- **PROVIDED ENTRIES**
[START]

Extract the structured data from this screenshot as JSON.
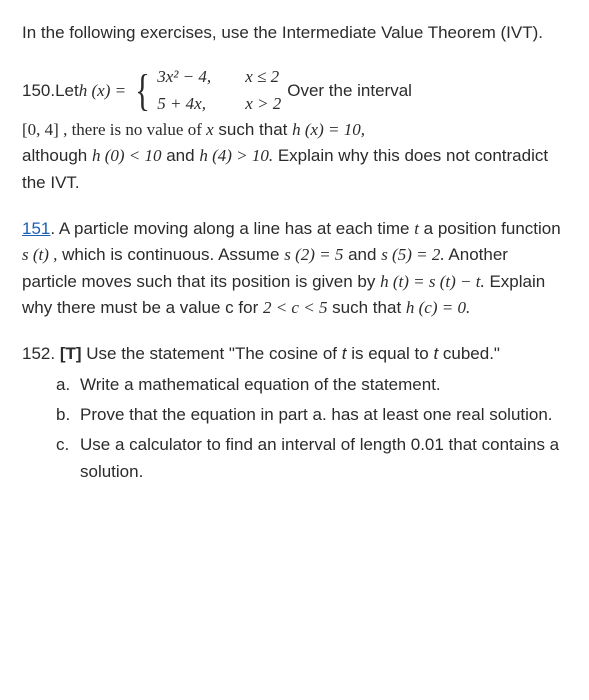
{
  "intro": "In the following exercises, use the Intermediate Value Theorem (IVT).",
  "p150": {
    "num": "150.",
    "let": " Let ",
    "hx": "h (x) = ",
    "case1_expr": "3x² − 4,",
    "case1_cond": "x ≤ 2",
    "case2_expr": "5 + 4x,",
    "case2_cond": "x > 2",
    "over": " Over the interval",
    "line2a": "[0, 4] , there is no value of ",
    "line2b": "x",
    "line2c": " such that ",
    "line2d": "h (x) = 10,",
    "line3a": "although ",
    "line3b": "h (0) < 10",
    "line3c": " and ",
    "line3d": "h (4) > 10.",
    "line3e": " Explain why this does not contradict the IVT."
  },
  "p151": {
    "numlink": "151",
    "period": ". ",
    "t1": "A particle moving along a line has at each time ",
    "t2": "t",
    "t3": " a position function ",
    "t4": "s (t) ,",
    "t5": " which is continuous. Assume ",
    "t6": "s (2) = 5",
    "t7": " and ",
    "t8": "s (5) = 2.",
    "t9": " Another particle moves such that its position is given by ",
    "t10": "h (t) = s (t) − t.",
    "t11": " Explain why there must be a value c for ",
    "t12": "2 < c < 5",
    "t13": " such that ",
    "t14": "h (c) = 0."
  },
  "p152": {
    "num": "152. ",
    "tag": "[T] ",
    "t1": "Use the statement \"The cosine of ",
    "t2": "t",
    "t3": " is equal to ",
    "t4": "t",
    "t5": " cubed.\"",
    "a_marker": "a.",
    "a": "Write a mathematical equation of the statement.",
    "b_marker": "b.",
    "b": "Prove that the equation in part a. has at least one real solution.",
    "c_marker": "c.",
    "c": "Use a calculator to find an interval of length 0.01 that contains a solution."
  }
}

[END]

- **REQUEST**
In the listing above, how many lines hold the word "such"? Give the number and nothing more.

- **RESULT**
3